== Exercise instructions ==
Return each line that holds the word "opere".

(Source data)
#####

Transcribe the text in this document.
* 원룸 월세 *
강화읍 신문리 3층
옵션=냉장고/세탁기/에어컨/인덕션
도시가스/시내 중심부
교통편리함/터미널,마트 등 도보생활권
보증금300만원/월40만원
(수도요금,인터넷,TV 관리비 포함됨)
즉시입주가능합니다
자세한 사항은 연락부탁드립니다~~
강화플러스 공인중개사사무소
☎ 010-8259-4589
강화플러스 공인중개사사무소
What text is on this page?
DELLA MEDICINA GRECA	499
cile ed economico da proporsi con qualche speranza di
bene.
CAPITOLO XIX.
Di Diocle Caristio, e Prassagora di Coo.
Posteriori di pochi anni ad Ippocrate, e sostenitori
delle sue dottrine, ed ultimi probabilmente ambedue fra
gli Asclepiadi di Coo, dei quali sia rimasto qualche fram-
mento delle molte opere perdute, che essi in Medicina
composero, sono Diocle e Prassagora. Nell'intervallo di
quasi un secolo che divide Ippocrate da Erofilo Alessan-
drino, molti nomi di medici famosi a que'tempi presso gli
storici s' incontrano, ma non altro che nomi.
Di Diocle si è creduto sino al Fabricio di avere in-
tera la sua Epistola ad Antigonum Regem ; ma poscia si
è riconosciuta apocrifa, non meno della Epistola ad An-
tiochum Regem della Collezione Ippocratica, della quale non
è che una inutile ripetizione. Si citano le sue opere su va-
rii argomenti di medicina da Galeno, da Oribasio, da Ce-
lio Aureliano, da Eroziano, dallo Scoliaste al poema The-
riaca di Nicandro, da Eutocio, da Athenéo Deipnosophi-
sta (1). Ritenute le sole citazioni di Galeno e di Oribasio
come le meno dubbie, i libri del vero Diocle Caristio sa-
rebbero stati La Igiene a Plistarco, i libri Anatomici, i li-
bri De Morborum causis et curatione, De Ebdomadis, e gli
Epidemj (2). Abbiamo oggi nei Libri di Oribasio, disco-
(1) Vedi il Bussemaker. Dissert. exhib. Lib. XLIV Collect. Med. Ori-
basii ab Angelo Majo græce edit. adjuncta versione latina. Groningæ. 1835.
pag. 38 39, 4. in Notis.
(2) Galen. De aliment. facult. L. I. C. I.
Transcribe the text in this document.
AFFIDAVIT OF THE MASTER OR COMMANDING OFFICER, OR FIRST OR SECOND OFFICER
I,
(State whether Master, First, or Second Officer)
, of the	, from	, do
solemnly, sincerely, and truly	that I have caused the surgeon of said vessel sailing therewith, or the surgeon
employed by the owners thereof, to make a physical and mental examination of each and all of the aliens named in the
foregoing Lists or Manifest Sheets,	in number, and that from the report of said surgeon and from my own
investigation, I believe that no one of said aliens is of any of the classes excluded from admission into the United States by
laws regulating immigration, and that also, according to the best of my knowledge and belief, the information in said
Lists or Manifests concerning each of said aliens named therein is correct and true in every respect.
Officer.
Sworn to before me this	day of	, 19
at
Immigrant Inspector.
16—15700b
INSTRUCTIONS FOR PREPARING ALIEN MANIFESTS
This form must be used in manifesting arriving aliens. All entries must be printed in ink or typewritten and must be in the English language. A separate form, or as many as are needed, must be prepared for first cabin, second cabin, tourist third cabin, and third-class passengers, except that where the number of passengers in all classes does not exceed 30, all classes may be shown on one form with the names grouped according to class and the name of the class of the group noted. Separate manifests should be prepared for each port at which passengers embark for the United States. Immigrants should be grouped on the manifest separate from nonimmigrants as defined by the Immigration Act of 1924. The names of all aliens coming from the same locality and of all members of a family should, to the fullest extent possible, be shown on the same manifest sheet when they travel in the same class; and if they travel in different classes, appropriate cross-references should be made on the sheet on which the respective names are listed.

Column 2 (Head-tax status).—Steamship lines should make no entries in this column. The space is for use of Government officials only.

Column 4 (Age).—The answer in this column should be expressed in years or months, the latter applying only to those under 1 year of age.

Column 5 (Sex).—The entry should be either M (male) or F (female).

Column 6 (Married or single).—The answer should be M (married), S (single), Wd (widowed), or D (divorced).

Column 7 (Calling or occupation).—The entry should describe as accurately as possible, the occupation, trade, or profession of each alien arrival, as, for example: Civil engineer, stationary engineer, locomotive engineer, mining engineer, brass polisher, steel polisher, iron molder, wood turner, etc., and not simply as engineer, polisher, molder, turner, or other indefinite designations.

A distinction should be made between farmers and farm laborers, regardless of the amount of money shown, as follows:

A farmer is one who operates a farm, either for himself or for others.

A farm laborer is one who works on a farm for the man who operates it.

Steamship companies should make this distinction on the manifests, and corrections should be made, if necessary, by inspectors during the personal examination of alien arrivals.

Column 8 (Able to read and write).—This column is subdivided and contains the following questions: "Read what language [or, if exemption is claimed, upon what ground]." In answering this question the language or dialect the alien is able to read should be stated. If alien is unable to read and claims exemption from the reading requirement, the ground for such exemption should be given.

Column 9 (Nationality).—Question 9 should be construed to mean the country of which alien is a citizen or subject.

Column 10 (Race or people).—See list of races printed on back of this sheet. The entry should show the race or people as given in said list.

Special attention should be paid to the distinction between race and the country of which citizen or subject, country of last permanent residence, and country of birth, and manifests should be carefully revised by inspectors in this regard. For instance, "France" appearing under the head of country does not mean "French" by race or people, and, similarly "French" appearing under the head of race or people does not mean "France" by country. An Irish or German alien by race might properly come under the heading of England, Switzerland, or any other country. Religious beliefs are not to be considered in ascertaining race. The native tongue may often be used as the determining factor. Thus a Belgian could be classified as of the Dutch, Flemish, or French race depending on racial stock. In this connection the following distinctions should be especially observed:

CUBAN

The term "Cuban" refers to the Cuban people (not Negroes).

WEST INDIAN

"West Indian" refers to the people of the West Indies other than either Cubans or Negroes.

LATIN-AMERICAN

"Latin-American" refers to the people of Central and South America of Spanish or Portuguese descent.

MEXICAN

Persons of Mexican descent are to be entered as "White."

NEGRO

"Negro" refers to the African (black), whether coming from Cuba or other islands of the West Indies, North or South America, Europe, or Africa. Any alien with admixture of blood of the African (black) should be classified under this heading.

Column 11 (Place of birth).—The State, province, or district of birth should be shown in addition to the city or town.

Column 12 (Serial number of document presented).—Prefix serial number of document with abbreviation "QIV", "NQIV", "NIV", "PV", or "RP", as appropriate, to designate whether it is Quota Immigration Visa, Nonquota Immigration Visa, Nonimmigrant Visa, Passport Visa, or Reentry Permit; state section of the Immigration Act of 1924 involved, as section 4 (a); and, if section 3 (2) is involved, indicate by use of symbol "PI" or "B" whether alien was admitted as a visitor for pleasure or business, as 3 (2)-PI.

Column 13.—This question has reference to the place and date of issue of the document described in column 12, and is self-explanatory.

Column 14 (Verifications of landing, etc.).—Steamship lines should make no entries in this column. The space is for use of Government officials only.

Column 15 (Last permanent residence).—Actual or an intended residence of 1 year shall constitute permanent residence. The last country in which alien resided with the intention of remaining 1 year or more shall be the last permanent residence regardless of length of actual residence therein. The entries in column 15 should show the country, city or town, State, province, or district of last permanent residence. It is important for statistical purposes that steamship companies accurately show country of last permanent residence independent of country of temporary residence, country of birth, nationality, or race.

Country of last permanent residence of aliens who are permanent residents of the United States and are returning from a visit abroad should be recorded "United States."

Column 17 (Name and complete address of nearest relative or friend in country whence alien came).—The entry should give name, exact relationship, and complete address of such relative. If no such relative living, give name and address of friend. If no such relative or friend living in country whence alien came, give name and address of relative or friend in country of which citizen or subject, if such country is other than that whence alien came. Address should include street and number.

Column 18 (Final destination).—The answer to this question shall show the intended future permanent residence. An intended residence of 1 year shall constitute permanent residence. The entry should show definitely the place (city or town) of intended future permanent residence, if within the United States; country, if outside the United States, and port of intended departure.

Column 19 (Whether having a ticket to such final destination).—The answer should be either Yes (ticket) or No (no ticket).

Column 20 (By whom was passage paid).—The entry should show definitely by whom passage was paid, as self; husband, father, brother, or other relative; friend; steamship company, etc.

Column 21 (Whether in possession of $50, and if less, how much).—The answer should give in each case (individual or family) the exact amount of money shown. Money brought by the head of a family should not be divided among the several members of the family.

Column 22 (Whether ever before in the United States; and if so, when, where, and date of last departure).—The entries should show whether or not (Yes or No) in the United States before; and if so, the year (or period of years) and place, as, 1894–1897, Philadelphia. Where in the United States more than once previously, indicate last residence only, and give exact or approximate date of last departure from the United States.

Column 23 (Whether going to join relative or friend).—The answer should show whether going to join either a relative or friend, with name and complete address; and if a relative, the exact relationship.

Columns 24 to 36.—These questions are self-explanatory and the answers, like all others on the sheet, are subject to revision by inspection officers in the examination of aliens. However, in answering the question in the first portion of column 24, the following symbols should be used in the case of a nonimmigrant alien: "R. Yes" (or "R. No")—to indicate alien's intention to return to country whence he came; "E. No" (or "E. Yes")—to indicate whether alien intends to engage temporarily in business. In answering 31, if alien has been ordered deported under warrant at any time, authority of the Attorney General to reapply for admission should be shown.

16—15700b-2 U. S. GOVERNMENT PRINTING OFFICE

#####

== Answer to this exercise ==
mento delle molte opere perdute, che essi in Medicina
è che una inutile ripetizione. Si citano le sue opere su va-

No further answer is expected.